→ Excerpted passage:
********

Re: Best strategy for reindexing large amount of data

Posted by Jake Mannix <ja...@gmail.com>.
Hi Maarten,

  Five minutes is not tremendously frequently, and I imagine should be
pretty
fine, but again: it depends on how big your index is, how fast your
grandfathering
events are trickling in, how fast your new events are coming in, and how
heavy
your query load is.

  All of those factors can play a role, but in general you can
accomodate them by tweaking the one of those factors you have control over:
the grandfathering rate.  If performance is bad: lower the rate!

  And if you do need to open your indexes more frequently, if you're using
IndexReader.reopen(), it should help, as it'll only reload the newer
segments
(including what's recently been deleted).

  Does that make sense?

  -jake

On Wed, Oct 7, 2009 at 2:30 PM, Maarten_D <ma...@gmail.com> wrote:

>
> Hi Jake,
> Thanks for your answer. I hadn't realised that doing the updates in reverse
> chronological order actually plays well with the IO cache and the way
> Lucene
> writes its indices to disk. Good to hear.
>
> One question though, if you don't mind: you say that updating can work as
> long as I don't reopen my index all too often. Problem is, since we're
> constantly updating the index with new info, we're also reopening it very
> frequently to make the new info appear in query results. Would that
> disqualify the update method? And what do you mean by "not very
> frequently".

********

→ Set task A: According to the reindexing thread, why should IndexReader.reopen() help when the indexes have to be opened more frequently? Answer in one to three sentences.
→ Set task B: In the reindexing thread, what reopening interval does Jake call "not tremendously frequently"?
→ Set task C: Carry on the reindexing thread from the point where it stops.

Element and region listings:
********

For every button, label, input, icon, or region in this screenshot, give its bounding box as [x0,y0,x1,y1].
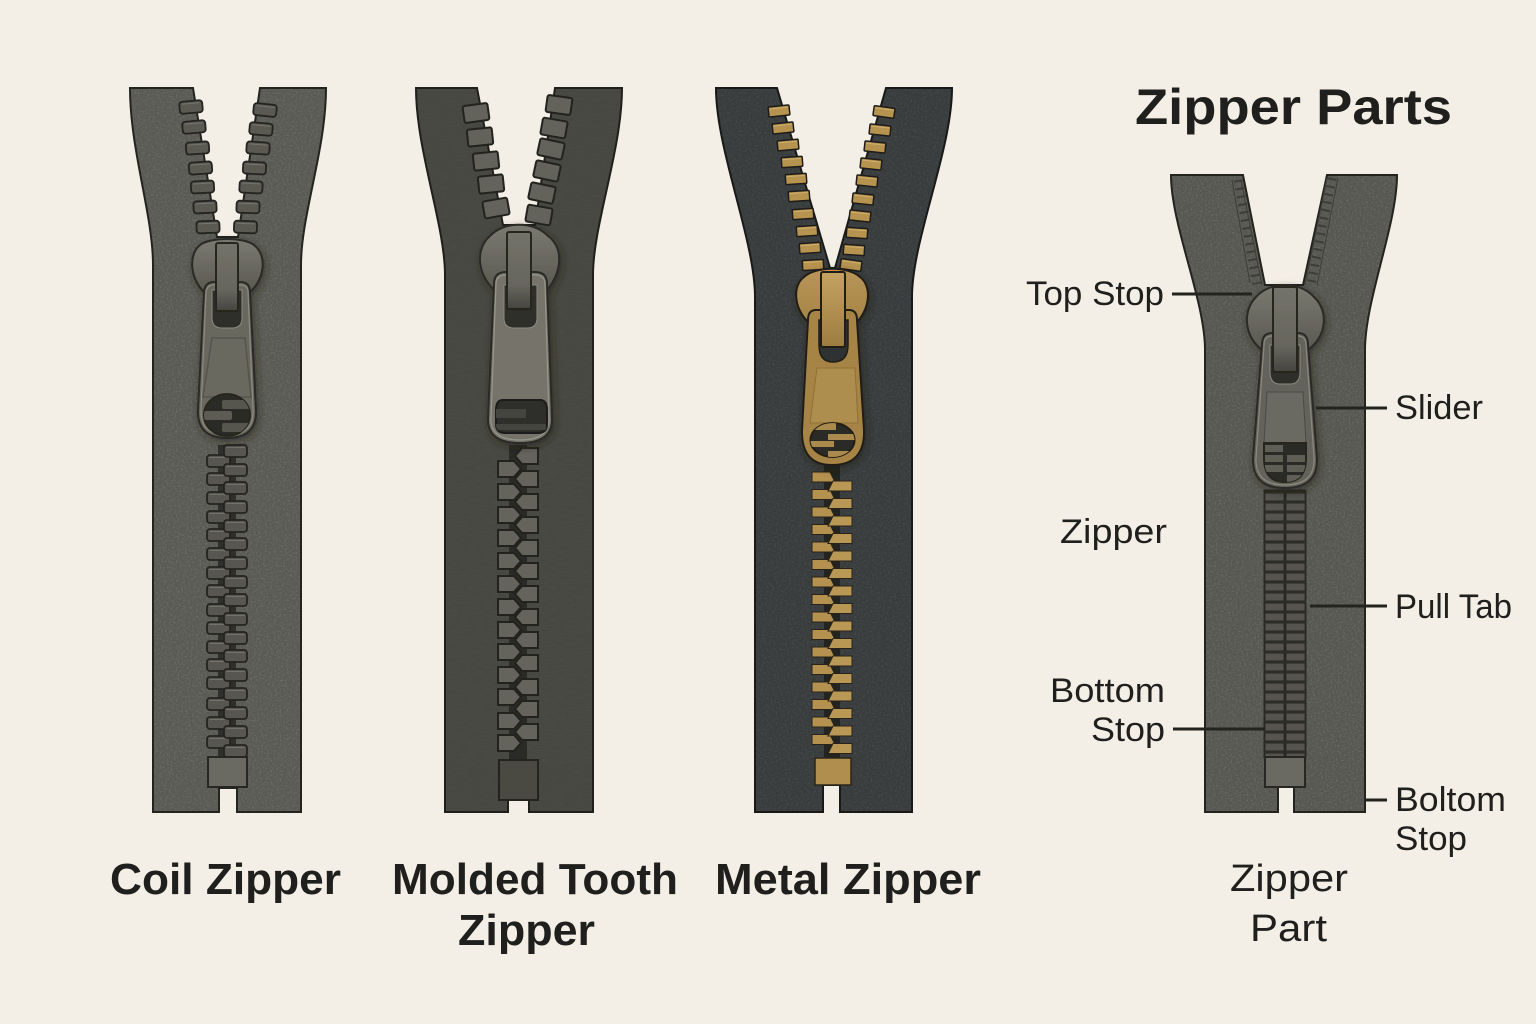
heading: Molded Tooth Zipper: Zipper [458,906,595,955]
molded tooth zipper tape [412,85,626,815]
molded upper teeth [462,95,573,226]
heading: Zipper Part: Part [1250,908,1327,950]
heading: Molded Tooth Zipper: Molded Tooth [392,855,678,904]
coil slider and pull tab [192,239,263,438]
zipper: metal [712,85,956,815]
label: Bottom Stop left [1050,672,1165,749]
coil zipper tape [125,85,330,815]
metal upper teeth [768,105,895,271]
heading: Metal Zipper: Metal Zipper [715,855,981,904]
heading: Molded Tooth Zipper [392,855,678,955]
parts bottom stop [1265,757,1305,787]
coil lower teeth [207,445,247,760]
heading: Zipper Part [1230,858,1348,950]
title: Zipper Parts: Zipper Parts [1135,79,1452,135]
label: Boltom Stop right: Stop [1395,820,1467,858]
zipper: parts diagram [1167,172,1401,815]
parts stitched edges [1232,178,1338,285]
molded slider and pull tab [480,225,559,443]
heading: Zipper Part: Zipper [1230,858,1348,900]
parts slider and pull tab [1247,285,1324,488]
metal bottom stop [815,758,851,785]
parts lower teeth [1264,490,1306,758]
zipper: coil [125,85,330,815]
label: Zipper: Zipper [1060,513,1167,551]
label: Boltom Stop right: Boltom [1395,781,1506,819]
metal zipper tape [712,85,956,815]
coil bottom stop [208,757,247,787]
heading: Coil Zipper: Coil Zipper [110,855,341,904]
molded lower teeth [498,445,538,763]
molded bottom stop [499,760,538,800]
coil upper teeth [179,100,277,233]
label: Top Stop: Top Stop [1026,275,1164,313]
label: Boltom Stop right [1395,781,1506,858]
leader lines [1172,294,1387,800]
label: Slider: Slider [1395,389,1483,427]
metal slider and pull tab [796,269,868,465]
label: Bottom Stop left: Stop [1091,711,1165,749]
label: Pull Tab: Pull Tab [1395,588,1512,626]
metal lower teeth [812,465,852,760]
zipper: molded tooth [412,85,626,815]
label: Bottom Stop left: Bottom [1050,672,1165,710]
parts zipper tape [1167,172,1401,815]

********

→ Answer A: It helps because it reloads only the newer segments, including what has recently been deleted, instead of the whole index.

→ Answer B: Five minutes.

→ Answer C:
> Is every 5 min too much?
>
> Thanks again,
> Maarten
>
>
> Jake Mannix wrote:
> >
> > I think a Hadoop cluster is maybe a bit overkill for this kind of
> > thing - it's pretty common to have to do "grandfathering" of an
> > index when you have new features, and just doing it in place
> > with IndexWriter.update() can work just fine as long as you
> > are not very frequently reopening your index.
> >
> > The fact that you want to update in reverse chronological order
> > means good things in terms of your index: I'm assuming you
> > don't have a fully optimized index, in which case the newer
> > documents are going to live in the smallest segments, so
> > updating those documents in reverse order will add a lot
> > of deletes to those segments, and then write new segments
> > to disk with those updated docs in it.  As merges happen, the
> > newer deletes will get resolved as the younger segments
> > merge together, gradually working your way up to the
> > biggest segments - the whole time pretty much only deleting
> > from one segment at a time.
> >
> > This should play pretty nicely with your system's IO cache,
> > so as long as  you're not hammering your CPU with
> > excessive indexing rate (and it looks like you're throttled
> > on some outside-of-lucene process anyways, so you're not
> > indexing as fast as you could: so just make sure you're not
> > being too bursty about it [unless the burstiness is during
> > off-hours at night]).
> >
> > But play with it!  Try doing in place in your test / performance
> > cluster, and see what your query latency is like while running
> > at a couple of different update rates, in comparison to baseline.
> > You'll probably find that that even pretty fast indexing doesn't
> > degrade performance if a) you're not already close to being
> > at CPU saturation, and b) you're not reopening your disk index
> > too terribly frequently.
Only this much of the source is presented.